:: Dataset ::
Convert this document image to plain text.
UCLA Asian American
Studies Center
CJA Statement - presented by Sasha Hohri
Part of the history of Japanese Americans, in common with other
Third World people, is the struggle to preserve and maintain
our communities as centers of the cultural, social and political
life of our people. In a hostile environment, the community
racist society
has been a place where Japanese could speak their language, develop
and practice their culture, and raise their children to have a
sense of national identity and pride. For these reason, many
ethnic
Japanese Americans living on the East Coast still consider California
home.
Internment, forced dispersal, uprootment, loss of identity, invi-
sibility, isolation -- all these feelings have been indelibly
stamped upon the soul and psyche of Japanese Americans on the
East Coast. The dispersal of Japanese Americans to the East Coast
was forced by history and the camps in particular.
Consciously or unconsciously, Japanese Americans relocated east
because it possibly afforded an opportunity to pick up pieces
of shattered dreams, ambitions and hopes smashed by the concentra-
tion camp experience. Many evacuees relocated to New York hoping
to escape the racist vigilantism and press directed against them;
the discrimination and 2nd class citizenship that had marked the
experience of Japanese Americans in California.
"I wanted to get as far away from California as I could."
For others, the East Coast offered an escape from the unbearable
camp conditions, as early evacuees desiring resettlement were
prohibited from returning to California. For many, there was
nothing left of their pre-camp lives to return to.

:: Task to carry out ::
Which lines contain "their"? Copy each of them.

:: Output for this exercise ::
has been a place where Japanese could speak their language, develop
and practice their culture, and raise their children to have a
nothing left of their pre-camp lives to return to.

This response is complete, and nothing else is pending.